Find every line in the records below that holds the word "data", and copy each one.

■ ■ ■

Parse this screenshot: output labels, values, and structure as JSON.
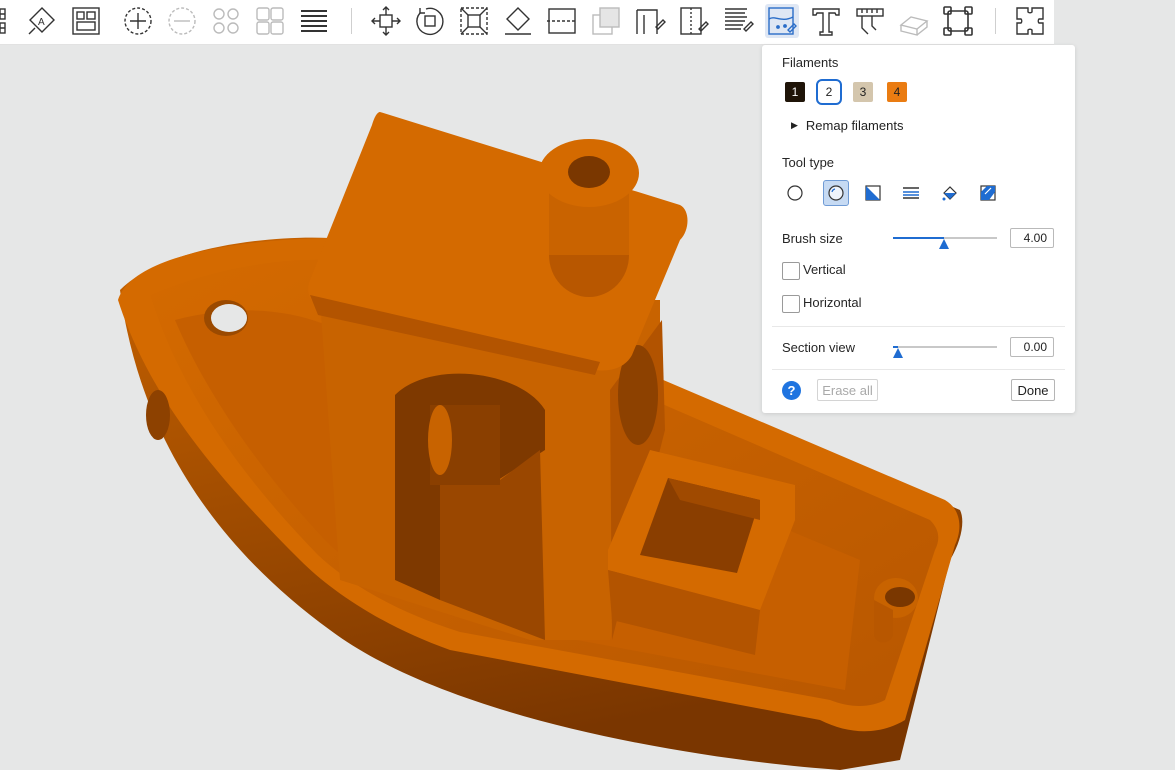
{
  "toolbar": {
    "icons": [
      "arrange-grid-icon",
      "auto-orient-icon",
      "plate-layout-icon",
      "add-instance-icon",
      "remove-instance-icon",
      "split-objects-icon",
      "split-parts-icon",
      "layers-icon",
      "move-icon",
      "rotate-icon",
      "scale-icon",
      "lay-on-face-icon",
      "cut-icon",
      "boolean-icon",
      "support-paint-icon",
      "seam-paint-icon",
      "fuzzy-skin-icon",
      "color-paint-icon",
      "text-icon",
      "measure-icon",
      "assembly-icon",
      "variable-layer-icon",
      "puzzle-icon"
    ],
    "active_tool": "color-paint-icon"
  },
  "panel": {
    "filaments_label": "Filaments",
    "filaments": [
      {
        "label": "1",
        "color": "#1f1408",
        "text_color": "#ffffff"
      },
      {
        "label": "2",
        "color": "#ffffff",
        "text_color": "#222222"
      },
      {
        "label": "3",
        "color": "#d4c6ad",
        "text_color": "#222222"
      },
      {
        "label": "4",
        "color": "#ea7c12",
        "text_color": "#222222"
      }
    ],
    "selected_filament": "2",
    "remap_label": "Remap filaments",
    "tool_type_label": "Tool type",
    "tool_types": [
      "circle-brush-icon",
      "sphere-brush-icon",
      "triangle-icon",
      "height-range-icon",
      "fill-bucket-icon",
      "gap-fill-icon"
    ],
    "active_tool_type": "sphere-brush-icon",
    "brush_size_label": "Brush size",
    "brush_size_value": "4.00",
    "brush_size_fraction": 0.49,
    "vertical_label": "Vertical",
    "horizontal_label": "Horizontal",
    "section_view_label": "Section view",
    "section_view_value": "0.00",
    "section_view_fraction": 0.05,
    "help_label": "?",
    "erase_all_label": "Erase all",
    "done_label": "Done"
  },
  "colors": {
    "accent": "#1f6cd1",
    "model_orange": "#d96d00",
    "background": "#e6e7e7"
  }
}
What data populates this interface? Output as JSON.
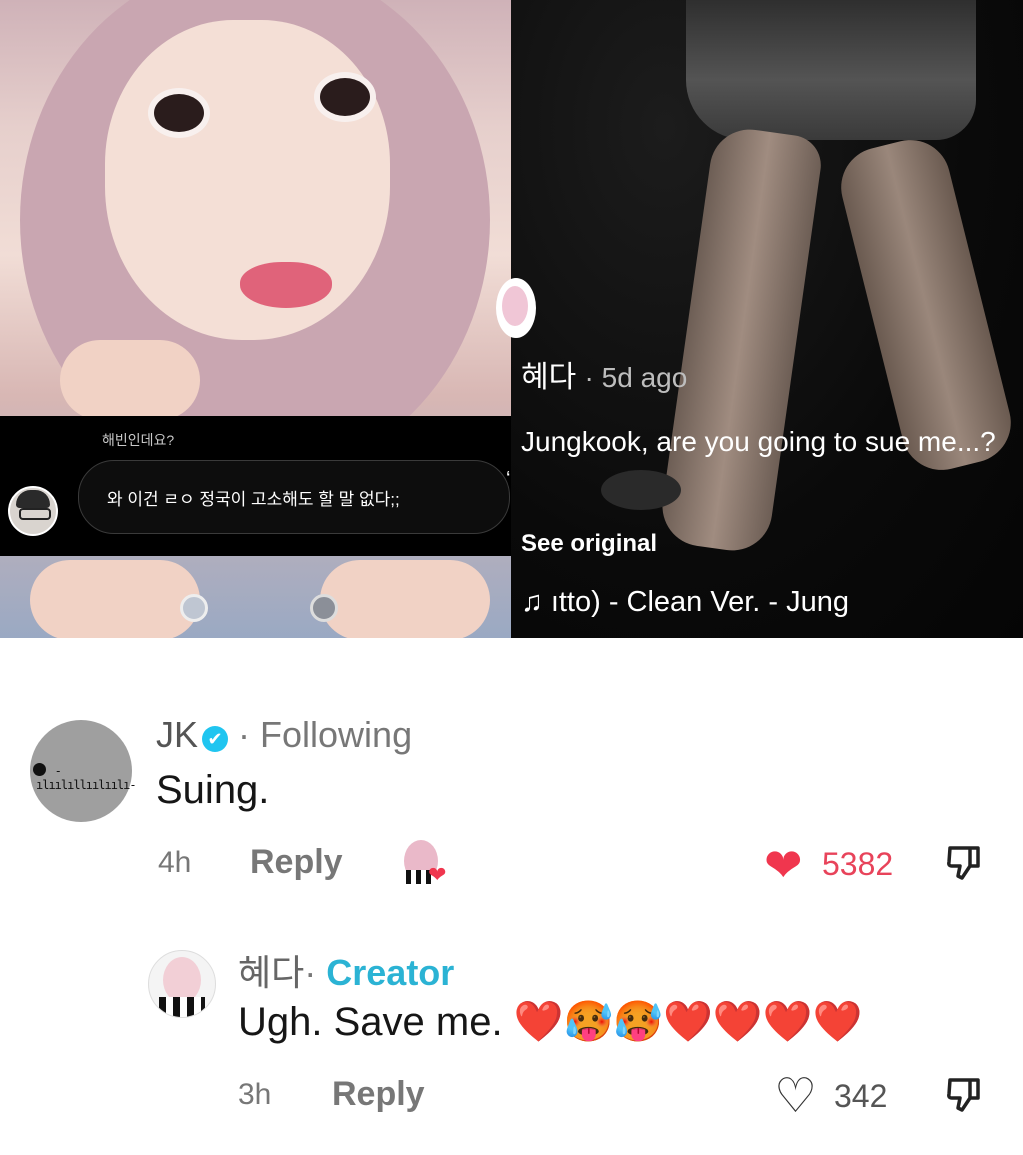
{
  "video_left": {
    "comment_username": "해빈인데요?",
    "comment_text": "와 이건 ㄹㅇ 정국이 고소해도 할 말 없다;;"
  },
  "video_right": {
    "author": "혜다",
    "age": "· 5d ago",
    "caption": "Jungkook, are you going to sue me...?",
    "see_original": "See original",
    "music_icon": "music-note-icon",
    "music_glyph": "♫",
    "music_text": "ıtto) - Clean Ver. - Jung"
  },
  "comments": [
    {
      "author": "JK",
      "author_suffix": "· Following",
      "verified_glyph": "✔",
      "text": "Suing.",
      "time": "4h",
      "reply_label": "Reply",
      "likes": "5382",
      "liked": true,
      "like_color": "#f0364e",
      "heart_glyph": "❤"
    },
    {
      "author": "혜다",
      "author_suffix": "·",
      "badge": "Creator",
      "text": "Ugh. Save me. ❤️🥵🥵❤️❤️❤️❤️",
      "time": "3h",
      "reply_label": "Reply",
      "likes": "342",
      "liked": false,
      "heart_glyph": "♡"
    }
  ],
  "colors": {
    "creator_badge": "#2bb3d4",
    "verified": "#20c5f0"
  }
}
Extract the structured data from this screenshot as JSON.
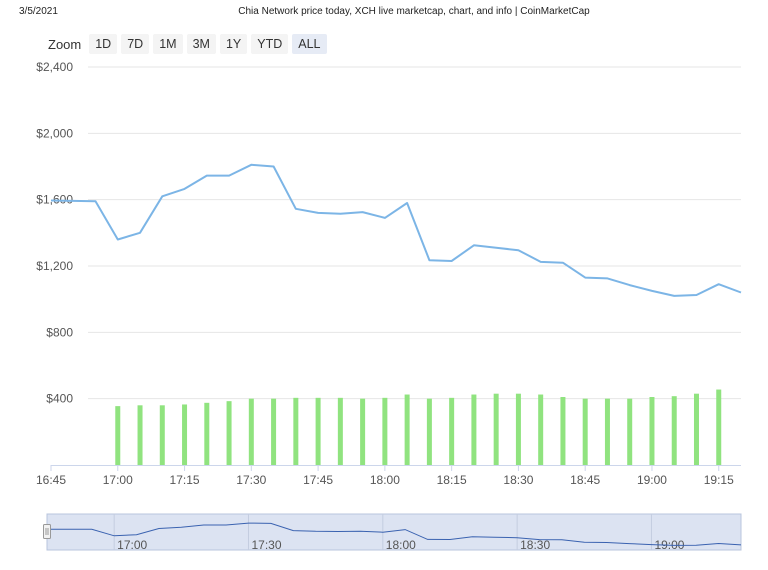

■ ■ ■

• **OUTPUT**
What data populates this interface? Output as JSON.
Extract the structured data from this screenshot as JSON.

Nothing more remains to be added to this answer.